**Task objective**: Extract each line of the data and write it out again exactly.

**Data for the task**:
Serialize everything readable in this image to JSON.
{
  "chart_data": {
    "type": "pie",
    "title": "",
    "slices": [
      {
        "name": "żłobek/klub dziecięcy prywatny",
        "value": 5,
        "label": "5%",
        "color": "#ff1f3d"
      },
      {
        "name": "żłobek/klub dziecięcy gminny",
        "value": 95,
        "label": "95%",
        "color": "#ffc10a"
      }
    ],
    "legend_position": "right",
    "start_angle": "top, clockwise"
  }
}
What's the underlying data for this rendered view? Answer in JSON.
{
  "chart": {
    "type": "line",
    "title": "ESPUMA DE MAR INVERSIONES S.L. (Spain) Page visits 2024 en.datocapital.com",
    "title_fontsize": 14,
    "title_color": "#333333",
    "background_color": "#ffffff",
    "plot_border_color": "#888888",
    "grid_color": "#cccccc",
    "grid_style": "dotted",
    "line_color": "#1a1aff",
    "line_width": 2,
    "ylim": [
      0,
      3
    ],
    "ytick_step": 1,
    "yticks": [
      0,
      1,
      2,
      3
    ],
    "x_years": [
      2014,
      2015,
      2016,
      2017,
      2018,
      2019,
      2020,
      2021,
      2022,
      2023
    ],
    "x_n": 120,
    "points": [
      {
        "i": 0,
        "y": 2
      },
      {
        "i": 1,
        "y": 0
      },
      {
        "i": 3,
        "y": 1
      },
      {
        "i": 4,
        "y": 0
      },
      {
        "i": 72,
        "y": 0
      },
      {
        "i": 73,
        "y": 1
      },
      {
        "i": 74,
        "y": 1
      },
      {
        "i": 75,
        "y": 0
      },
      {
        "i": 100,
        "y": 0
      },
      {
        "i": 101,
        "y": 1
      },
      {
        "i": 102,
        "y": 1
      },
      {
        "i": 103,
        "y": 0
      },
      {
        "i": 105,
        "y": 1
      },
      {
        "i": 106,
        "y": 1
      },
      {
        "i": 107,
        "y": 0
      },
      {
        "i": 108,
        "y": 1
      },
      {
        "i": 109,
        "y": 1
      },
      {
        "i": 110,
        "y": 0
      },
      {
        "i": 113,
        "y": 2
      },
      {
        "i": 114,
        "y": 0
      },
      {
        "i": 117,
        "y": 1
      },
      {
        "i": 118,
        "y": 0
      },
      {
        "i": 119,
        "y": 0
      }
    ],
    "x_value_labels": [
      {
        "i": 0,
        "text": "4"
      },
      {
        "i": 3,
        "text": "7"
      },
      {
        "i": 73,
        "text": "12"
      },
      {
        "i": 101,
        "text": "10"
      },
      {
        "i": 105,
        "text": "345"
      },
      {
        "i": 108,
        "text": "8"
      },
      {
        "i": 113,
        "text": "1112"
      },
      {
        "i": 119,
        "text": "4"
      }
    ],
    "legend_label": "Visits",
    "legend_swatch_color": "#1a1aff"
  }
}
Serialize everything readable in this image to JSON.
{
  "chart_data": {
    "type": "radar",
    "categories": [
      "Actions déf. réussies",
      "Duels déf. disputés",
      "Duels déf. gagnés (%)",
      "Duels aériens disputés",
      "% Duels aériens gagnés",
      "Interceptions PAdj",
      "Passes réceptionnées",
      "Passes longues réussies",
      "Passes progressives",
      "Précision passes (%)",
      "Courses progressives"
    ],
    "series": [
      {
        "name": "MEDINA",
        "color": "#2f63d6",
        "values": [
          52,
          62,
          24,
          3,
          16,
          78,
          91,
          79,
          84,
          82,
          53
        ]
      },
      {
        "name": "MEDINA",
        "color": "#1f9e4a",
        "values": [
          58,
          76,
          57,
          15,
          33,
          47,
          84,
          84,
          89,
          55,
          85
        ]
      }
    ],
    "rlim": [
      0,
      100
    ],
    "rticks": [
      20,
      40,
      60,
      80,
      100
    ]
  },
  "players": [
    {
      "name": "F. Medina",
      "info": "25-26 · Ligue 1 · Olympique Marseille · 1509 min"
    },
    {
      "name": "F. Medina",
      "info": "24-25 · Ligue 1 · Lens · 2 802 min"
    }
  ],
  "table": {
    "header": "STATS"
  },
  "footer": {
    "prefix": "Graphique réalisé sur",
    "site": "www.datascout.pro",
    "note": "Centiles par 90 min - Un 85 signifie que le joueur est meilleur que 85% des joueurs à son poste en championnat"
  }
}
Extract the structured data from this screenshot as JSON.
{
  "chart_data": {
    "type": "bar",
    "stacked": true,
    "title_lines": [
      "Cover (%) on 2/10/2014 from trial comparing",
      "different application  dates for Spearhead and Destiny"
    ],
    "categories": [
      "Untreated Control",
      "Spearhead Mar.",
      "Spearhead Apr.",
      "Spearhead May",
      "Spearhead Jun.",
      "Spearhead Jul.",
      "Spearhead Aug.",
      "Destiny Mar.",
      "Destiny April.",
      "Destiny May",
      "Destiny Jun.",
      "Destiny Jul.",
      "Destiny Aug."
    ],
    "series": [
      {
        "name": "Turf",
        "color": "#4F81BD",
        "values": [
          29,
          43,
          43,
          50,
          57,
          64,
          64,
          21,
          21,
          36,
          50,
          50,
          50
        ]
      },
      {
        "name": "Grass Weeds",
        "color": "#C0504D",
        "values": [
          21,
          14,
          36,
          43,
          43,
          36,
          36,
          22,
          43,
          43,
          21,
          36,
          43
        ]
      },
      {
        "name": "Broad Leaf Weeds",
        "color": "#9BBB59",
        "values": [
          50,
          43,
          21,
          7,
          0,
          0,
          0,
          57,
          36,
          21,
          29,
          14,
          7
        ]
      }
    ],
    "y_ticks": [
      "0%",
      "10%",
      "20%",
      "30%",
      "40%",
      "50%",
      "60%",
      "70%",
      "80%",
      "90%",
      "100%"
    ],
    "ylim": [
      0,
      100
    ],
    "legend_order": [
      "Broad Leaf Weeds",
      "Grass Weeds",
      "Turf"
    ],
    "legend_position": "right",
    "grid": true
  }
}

**Written reply**:
Serialize everything readable in this image to JSON.
{
  "chart_data": {
    "type": "pie",
    "title": "",
    "slices": [
      {
        "name": "żłobek/klub dziecięcy prywatny",
        "value": 5,
        "label": "5%",
        "color": "#ff1f3d"
      },
      {
        "name": "żłobek/klub dziecięcy gminny",
        "value": 95,
        "label": "95%",
        "color": "#ffc10a"
      }
    ],
    "legend_position": "right",
    "start_angle": "top, clockwise"
  }
}
What's the underlying data for this rendered view? Answer in JSON.
{
  "chart": {
    "type": "line",
    "title": "ESPUMA DE MAR INVERSIONES S.L. (Spain) Page visits 2024 en.datocapital.com",
    "title_fontsize": 14,
    "title_color": "#333333",
    "background_color": "#ffffff",
    "plot_border_color": "#888888",
    "grid_color": "#cccccc",
    "grid_style": "dotted",
    "line_color": "#1a1aff",
    "line_width": 2,
    "ylim": [
      0,
      3
    ],
    "ytick_step": 1,
    "yticks": [
      0,
      1,
      2,
      3
    ],
    "x_years": [
      2014,
      2015,
      2016,
      2017,
      2018,
      2019,
      2020,
      2021,
      2022,
      2023
    ],
    "x_n": 120,
    "points": [
      {
        "i": 0,
        "y": 2
      },
      {
        "i": 1,
        "y": 0
      },
      {
        "i": 3,
        "y": 1
      },
      {
        "i": 4,
        "y": 0
      },
      {
        "i": 72,
        "y": 0
      },
      {
        "i": 73,
        "y": 1
      },
      {
        "i": 74,
        "y": 1
      },
      {
        "i": 75,
        "y": 0
      },
      {
        "i": 100,
        "y": 0
      },
      {
        "i": 101,
        "y": 1
      },
      {
        "i": 102,
        "y": 1
      },
      {
        "i": 103,
        "y": 0
      },
      {
        "i": 105,
        "y": 1
      },
      {
        "i": 106,
        "y": 1
      },
      {
        "i": 107,
        "y": 0
      },
      {
        "i": 108,
        "y": 1
      },
      {
        "i": 109,
        "y": 1
      },
      {
        "i": 110,
        "y": 0
      },
      {
        "i": 113,
        "y": 2
      },
      {
        "i": 114,
        "y": 0
      },
      {
        "i": 117,
        "y": 1
      },
      {
        "i": 118,
        "y": 0
      },
      {
        "i": 119,
        "y": 0
      }
    ],
    "x_value_labels": [
      {
        "i": 0,
        "text": "4"
      },
      {
        "i": 3,
        "text": "7"
      },
      {
        "i": 73,
        "text": "12"
      },
      {
        "i": 101,
        "text": "10"
      },
      {
        "i": 105,
        "text": "345"
      },
      {
        "i": 108,
        "text": "8"
      },
      {
        "i": 113,
        "text": "1112"
      },
      {
        "i": 119,
        "text": "4"
      }
    ],
    "legend_label": "Visits",
    "legend_swatch_color": "#1a1aff"
  }
}
Serialize everything readable in this image to JSON.
{
  "chart_data": {
    "type": "radar",
    "categories": [
      "Actions déf. réussies",
      "Duels déf. disputés",
      "Duels déf. gagnés (%)",
      "Duels aériens disputés",
      "% Duels aériens gagnés",
      "Interceptions PAdj",
      "Passes réceptionnées",
      "Passes longues réussies",
      "Passes progressives",
      "Précision passes (%)",
      "Courses progressives"
    ],
    "series": [
      {
        "name": "MEDINA",
        "color": "#2f63d6",
        "values": [
          52,
          62,
          24,
          3,
          16,
          78,
          91,
          79,
          84,
          82,
          53
        ]
      },
      {
        "name": "MEDINA",
        "color": "#1f9e4a",
        "values": [
          58,
          76,
          57,
          15,
          33,
          47,
          84,
          84,
          89,
          55,
          85
        ]
      }
    ],
    "rlim": [
      0,
      100
    ],
    "rticks": [
      20,
      40,
      60,
      80,
      100
    ]
  },
  "players": [
    {
      "name": "F. Medina",
      "info": "25-26 · Ligue 1 · Olympique Marseille · 1509 min"
    },
    {
      "name": "F. Medina",
      "info": "24-25 · Ligue 1 · Lens · 2 802 min"
    }
  ],
  "table": {
    "header": "STATS"
  },
  "footer": {
    "prefix": "Graphique réalisé sur",
    "site": "www.datascout.pro",
    "note": "Centiles par 90 min - Un 85 signifie que le joueur est meilleur que 85% des joueurs à son poste en championnat"
  }
}
Extract the structured data from this screenshot as JSON.
{
  "chart_data": {
    "type": "bar",
    "stacked": true,
    "title_lines": [
      "Cover (%) on 2/10/2014 from trial comparing",
      "different application  dates for Spearhead and Destiny"
    ],
    "categories": [
      "Untreated Control",
      "Spearhead Mar.",
      "Spearhead Apr.",
      "Spearhead May",
      "Spearhead Jun.",
      "Spearhead Jul.",
      "Spearhead Aug.",
      "Destiny Mar.",
      "Destiny April.",
      "Destiny May",
      "Destiny Jun.",
      "Destiny Jul.",
      "Destiny Aug."
    ],
    "series": [
      {
        "name": "Turf",
        "color": "#4F81BD",
        "values": [
          29,
          43,
          43,
          50,
          57,
          64,
          64,
          21,
          21,
          36,
          50,
          50,
          50
        ]
      },
      {
        "name": "Grass Weeds",
        "color": "#C0504D",
        "values": [
          21,
          14,
          36,
          43,
          43,
          36,
          36,
          22,
          43,
          43,
          21,
          36,
          43
        ]
      },
      {
        "name": "Broad Leaf Weeds",
        "color": "#9BBB59",
        "values": [
          50,
          43,
          21,
          7,
          0,
          0,
          0,
          57,
          36,
          21,
          29,
          14,
          7
        ]
      }
    ],
    "y_ticks": [
      "0%",
      "10%",
      "20%",
      "30%",
      "40%",
      "50%",
      "60%",
      "70%",
      "80%",
      "90%",
      "100%"
    ],
    "ylim": [
      0,
      100
    ],
    "legend_order": [
      "Broad Leaf Weeds",
      "Grass Weeds",
      "Turf"
    ],
    "legend_position": "right",
    "grid": true
  }
}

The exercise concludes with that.